** start Records for the exercise **
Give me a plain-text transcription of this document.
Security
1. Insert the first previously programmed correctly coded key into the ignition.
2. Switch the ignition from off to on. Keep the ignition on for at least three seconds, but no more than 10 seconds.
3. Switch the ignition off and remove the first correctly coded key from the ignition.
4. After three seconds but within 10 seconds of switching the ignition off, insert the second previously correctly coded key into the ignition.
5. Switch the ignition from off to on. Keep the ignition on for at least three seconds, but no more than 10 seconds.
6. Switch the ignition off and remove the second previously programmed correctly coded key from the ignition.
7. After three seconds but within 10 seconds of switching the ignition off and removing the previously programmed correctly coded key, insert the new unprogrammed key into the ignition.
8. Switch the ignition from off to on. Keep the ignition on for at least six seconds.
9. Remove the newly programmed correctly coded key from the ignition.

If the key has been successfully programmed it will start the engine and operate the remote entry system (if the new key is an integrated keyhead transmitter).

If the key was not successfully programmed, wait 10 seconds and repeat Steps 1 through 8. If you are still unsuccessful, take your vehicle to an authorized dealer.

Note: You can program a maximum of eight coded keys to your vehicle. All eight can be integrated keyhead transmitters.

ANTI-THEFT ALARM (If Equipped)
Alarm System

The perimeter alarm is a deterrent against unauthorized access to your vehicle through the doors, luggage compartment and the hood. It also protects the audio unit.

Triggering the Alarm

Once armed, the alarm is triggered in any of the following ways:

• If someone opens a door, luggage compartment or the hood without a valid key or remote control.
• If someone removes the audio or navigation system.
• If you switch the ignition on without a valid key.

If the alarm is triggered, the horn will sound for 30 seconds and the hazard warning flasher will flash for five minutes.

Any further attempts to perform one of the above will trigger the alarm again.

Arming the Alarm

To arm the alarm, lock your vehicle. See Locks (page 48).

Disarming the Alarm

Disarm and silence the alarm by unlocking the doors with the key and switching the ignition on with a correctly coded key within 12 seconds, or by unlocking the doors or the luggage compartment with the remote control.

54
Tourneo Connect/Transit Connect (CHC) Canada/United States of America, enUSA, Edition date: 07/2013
** end Records for the exercise **
What you will do – Copy out every entry again, exactly as it was given.

Response to the task –
Give me a plain-text transcription of this document.
Security
1. Insert the first previously programmed correctly coded key into the ignition.
2. Switch the ignition from off to on. Keep the ignition on for at least three seconds, but no more than 10 seconds.
3. Switch the ignition off and remove the first correctly coded key from the ignition.
4. After three seconds but within 10 seconds of switching the ignition off, insert the second previously correctly coded key into the ignition.
5. Switch the ignition from off to on. Keep the ignition on for at least three seconds, but no more than 10 seconds.
6. Switch the ignition off and remove the second previously programmed correctly coded key from the ignition.
7. After three seconds but within 10 seconds of switching the ignition off and removing the previously programmed correctly coded key, insert the new unprogrammed key into the ignition.
8. Switch the ignition from off to on. Keep the ignition on for at least six seconds.
9. Remove the newly programmed correctly coded key from the ignition.

If the key has been successfully programmed it will start the engine and operate the remote entry system (if the new key is an integrated keyhead transmitter).

If the key was not successfully programmed, wait 10 seconds and repeat Steps 1 through 8. If you are still unsuccessful, take your vehicle to an authorized dealer.

Note: You can program a maximum of eight coded keys to your vehicle. All eight can be integrated keyhead transmitters.

ANTI-THEFT ALARM (If Equipped)
Alarm System

The perimeter alarm is a deterrent against unauthorized access to your vehicle through the doors, luggage compartment and the hood. It also protects the audio unit.

Triggering the Alarm

Once armed, the alarm is triggered in any of the following ways:

• If someone opens a door, luggage compartment or the hood without a valid key or remote control.
• If someone removes the audio or navigation system.
• If you switch the ignition on without a valid key.

If the alarm is triggered, the horn will sound for 30 seconds and the hazard warning flasher will flash for five minutes.

Any further attempts to perform one of the above will trigger the alarm again.

Arming the Alarm

To arm the alarm, lock your vehicle. See Locks (page 48).

Disarming the Alarm

Disarm and silence the alarm by unlocking the doors with the key and switching the ignition on with a correctly coded key within 12 seconds, or by unlocking the doors or the luggage compartment with the remote control.

54
Tourneo Connect/Transit Connect (CHC) Canada/United States of America, enUSA, Edition date: 07/2013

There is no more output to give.